-- start --
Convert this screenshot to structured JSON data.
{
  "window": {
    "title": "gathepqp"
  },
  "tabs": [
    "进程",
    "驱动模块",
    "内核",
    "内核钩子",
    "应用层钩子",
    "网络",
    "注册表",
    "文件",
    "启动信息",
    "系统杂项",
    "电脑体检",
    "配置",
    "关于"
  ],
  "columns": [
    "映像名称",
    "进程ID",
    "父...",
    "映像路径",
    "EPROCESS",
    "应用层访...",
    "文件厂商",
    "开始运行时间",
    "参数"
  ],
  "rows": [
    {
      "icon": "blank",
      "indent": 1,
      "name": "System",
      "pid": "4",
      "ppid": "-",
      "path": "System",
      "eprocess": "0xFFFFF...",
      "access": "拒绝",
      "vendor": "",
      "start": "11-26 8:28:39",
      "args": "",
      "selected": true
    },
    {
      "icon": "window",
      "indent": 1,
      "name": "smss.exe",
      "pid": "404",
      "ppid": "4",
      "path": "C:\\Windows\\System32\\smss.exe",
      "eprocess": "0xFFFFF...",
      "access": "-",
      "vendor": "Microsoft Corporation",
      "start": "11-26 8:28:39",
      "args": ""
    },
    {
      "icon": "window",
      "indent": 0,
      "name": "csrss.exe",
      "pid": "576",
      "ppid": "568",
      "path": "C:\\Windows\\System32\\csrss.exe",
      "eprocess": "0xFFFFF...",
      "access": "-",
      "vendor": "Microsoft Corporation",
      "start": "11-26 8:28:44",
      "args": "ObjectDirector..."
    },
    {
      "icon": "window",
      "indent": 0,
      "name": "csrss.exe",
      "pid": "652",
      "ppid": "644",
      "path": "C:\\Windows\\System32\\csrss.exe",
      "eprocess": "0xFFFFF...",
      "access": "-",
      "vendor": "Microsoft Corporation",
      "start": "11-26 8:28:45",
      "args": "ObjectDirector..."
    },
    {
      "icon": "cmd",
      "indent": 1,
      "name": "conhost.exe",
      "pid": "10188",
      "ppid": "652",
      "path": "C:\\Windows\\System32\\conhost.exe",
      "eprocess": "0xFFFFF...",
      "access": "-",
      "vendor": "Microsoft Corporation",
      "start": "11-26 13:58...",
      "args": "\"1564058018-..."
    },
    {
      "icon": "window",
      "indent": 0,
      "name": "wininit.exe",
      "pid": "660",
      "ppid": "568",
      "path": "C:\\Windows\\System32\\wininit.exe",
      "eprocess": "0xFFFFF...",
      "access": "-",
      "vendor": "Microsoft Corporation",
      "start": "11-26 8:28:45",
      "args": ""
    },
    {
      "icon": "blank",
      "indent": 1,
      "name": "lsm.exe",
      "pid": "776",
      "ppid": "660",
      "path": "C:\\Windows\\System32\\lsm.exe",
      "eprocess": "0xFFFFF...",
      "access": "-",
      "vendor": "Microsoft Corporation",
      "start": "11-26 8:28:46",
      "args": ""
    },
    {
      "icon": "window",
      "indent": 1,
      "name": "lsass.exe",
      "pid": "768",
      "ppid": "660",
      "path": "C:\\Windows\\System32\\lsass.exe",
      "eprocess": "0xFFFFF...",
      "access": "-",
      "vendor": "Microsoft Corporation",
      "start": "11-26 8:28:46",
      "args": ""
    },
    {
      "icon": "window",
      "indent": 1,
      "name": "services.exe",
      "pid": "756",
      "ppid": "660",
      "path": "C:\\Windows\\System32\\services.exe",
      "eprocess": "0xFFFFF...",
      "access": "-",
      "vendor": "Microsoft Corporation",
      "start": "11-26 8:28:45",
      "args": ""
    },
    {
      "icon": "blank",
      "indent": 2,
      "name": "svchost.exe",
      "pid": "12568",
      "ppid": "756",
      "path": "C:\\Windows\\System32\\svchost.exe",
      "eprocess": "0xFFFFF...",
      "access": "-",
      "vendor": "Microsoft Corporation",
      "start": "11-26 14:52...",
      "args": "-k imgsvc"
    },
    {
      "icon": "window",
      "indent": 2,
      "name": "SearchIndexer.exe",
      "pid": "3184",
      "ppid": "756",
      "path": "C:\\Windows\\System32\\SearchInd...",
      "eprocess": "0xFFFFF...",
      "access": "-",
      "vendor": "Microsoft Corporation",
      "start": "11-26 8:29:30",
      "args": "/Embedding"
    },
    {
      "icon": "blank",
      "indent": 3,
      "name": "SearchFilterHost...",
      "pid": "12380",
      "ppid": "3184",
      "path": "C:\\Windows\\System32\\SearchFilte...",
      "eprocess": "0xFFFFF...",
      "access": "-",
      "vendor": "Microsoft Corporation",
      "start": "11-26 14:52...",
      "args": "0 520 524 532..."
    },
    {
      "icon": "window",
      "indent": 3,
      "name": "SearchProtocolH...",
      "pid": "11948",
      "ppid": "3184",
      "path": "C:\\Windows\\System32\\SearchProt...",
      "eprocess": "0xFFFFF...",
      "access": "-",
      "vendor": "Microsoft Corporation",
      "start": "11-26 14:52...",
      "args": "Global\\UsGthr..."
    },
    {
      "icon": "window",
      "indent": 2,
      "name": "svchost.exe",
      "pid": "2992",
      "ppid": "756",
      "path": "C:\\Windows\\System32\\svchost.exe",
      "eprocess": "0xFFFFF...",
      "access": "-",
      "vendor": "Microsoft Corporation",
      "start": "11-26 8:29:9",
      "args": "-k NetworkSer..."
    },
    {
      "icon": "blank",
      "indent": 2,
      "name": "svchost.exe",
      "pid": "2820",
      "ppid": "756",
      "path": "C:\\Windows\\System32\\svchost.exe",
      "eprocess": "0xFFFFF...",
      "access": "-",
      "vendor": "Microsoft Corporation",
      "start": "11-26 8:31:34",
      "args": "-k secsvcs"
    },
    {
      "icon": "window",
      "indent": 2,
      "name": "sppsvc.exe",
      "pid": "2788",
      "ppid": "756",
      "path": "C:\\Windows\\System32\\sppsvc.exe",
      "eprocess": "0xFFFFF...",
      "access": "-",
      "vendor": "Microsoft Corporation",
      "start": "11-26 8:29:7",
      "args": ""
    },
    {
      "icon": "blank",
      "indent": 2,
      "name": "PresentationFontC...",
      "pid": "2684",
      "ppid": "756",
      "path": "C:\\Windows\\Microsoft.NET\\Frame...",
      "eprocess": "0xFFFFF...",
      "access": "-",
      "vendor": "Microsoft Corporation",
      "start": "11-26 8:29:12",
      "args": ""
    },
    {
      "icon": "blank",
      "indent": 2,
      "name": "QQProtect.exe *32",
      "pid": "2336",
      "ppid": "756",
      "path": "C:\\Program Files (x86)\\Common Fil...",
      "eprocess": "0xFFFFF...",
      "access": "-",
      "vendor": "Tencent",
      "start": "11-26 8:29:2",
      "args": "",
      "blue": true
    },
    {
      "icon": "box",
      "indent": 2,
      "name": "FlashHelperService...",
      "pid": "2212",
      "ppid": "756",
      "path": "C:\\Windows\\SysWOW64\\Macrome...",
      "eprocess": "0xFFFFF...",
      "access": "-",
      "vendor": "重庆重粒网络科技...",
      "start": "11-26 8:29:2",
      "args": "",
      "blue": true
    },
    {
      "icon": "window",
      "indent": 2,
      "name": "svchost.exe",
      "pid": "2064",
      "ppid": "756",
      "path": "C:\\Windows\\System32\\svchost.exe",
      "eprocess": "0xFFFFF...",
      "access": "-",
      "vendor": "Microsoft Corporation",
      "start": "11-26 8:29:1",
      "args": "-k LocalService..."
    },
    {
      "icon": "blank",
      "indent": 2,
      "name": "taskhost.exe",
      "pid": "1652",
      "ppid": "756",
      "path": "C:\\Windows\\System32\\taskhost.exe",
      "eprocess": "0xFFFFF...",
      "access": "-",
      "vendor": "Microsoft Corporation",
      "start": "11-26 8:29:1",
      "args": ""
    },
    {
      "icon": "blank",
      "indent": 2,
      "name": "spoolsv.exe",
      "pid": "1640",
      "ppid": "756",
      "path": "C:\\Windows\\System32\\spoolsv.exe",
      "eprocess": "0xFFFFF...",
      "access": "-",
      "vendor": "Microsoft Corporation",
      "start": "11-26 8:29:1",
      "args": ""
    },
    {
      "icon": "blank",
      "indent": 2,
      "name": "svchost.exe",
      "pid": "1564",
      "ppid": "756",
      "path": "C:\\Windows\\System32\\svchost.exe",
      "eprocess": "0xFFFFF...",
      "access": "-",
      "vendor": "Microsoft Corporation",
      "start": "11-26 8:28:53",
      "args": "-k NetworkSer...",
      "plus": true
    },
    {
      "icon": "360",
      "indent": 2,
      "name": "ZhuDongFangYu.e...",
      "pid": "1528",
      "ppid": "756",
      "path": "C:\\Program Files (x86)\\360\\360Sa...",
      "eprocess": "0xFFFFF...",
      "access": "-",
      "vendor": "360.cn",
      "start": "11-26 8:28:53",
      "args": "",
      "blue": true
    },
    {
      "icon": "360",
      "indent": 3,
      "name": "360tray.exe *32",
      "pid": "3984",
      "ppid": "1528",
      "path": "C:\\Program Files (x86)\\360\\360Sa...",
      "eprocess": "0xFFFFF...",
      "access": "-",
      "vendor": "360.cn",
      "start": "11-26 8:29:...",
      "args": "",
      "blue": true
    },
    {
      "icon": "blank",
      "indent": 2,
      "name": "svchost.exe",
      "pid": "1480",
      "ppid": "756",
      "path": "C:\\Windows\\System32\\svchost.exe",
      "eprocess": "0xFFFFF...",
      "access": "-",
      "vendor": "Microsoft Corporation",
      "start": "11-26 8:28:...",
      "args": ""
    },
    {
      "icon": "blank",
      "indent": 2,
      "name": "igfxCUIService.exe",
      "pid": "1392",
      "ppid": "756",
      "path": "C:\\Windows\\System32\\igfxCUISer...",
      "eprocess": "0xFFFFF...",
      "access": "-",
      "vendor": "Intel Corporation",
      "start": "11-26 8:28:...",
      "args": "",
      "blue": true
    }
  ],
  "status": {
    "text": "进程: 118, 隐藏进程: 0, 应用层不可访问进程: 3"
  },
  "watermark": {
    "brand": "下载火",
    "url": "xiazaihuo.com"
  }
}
-- end --
■ **REQUIREMENT**:
Identify each line in the records above containing the word "lsass"; copy those lines.

■ **FINISHED EXERCISE**:
      "name": "lsass.exe",
      "path": "C:\\Windows\\System32\\lsass.exe",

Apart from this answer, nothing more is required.